■ **Aim**
Will you quote all of the entries, word for word?
+ + + + +
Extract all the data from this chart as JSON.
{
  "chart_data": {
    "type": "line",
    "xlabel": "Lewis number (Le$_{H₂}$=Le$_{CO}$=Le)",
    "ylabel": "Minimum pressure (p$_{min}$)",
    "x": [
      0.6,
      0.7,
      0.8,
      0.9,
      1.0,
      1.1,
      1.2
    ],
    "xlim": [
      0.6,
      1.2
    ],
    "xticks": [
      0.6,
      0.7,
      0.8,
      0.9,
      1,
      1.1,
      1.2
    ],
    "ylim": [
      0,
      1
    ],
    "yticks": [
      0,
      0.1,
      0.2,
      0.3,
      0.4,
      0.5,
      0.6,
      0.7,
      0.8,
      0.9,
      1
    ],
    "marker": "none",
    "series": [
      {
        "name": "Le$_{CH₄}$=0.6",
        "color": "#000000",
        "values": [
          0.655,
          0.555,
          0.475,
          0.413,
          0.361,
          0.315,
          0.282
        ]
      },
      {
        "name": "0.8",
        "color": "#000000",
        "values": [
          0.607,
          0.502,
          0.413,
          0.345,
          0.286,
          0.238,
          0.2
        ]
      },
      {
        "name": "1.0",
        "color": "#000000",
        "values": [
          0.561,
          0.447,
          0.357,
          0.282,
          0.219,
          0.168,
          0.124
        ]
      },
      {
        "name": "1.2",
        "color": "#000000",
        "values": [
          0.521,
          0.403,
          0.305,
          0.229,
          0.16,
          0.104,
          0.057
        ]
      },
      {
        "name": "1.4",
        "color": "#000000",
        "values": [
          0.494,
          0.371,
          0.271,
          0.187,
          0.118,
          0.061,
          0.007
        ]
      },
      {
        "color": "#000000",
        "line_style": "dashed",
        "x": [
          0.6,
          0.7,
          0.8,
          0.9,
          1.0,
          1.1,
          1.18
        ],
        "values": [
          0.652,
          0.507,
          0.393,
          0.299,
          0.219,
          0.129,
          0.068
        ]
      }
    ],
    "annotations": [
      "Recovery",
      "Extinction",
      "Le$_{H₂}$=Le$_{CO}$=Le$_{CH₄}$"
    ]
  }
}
+ + + + +
■ **Reply to the exercise**
Extract all the data from this chart as JSON.
{
  "chart_data": {
    "type": "line",
    "xlabel": "Lewis number (Le$_{H₂}$=Le$_{CO}$=Le)",
    "ylabel": "Minimum pressure (p$_{min}$)",
    "x": [
      0.6,
      0.7,
      0.8,
      0.9,
      1.0,
      1.1,
      1.2
    ],
    "xlim": [
      0.6,
      1.2
    ],
    "xticks": [
      0.6,
      0.7,
      0.8,
      0.9,
      1,
      1.1,
      1.2
    ],
    "ylim": [
      0,
      1
    ],
    "yticks": [
      0,
      0.1,
      0.2,
      0.3,
      0.4,
      0.5,
      0.6,
      0.7,
      0.8,
      0.9,
      1
    ],
    "marker": "none",
    "series": [
      {
        "name": "Le$_{CH₄}$=0.6",
        "color": "#000000",
        "values": [
          0.655,
          0.555,
          0.475,
          0.413,
          0.361,
          0.315,
          0.282
        ]
      },
      {
        "name": "0.8",
        "color": "#000000",
        "values": [
          0.607,
          0.502,
          0.413,
          0.345,
          0.286,
          0.238,
          0.2
        ]
      },
      {
        "name": "1.0",
        "color": "#000000",
        "values": [
          0.561,
          0.447,
          0.357,
          0.282,
          0.219,
          0.168,
          0.124
        ]
      },
      {
        "name": "1.2",
        "color": "#000000",
        "values": [
          0.521,
          0.403,
          0.305,
          0.229,
          0.16,
          0.104,
          0.057
        ]
      },
      {
        "name": "1.4",
        "color": "#000000",
        "values": [
          0.494,
          0.371,
          0.271,
          0.187,
          0.118,
          0.061,
          0.007
        ]
      },
      {
        "color": "#000000",
        "line_style": "dashed",
        "x": [
          0.6,
          0.7,
          0.8,
          0.9,
          1.0,
          1.1,
          1.18
        ],
        "values": [
          0.652,
          0.507,
          0.393,
          0.299,
          0.219,
          0.129,
          0.068
        ]
      }
    ],
    "annotations": [
      "Recovery",
      "Extinction",
      "Le$_{H₂}$=Le$_{CO}$=Le$_{CH₄}$"
    ]
  }
}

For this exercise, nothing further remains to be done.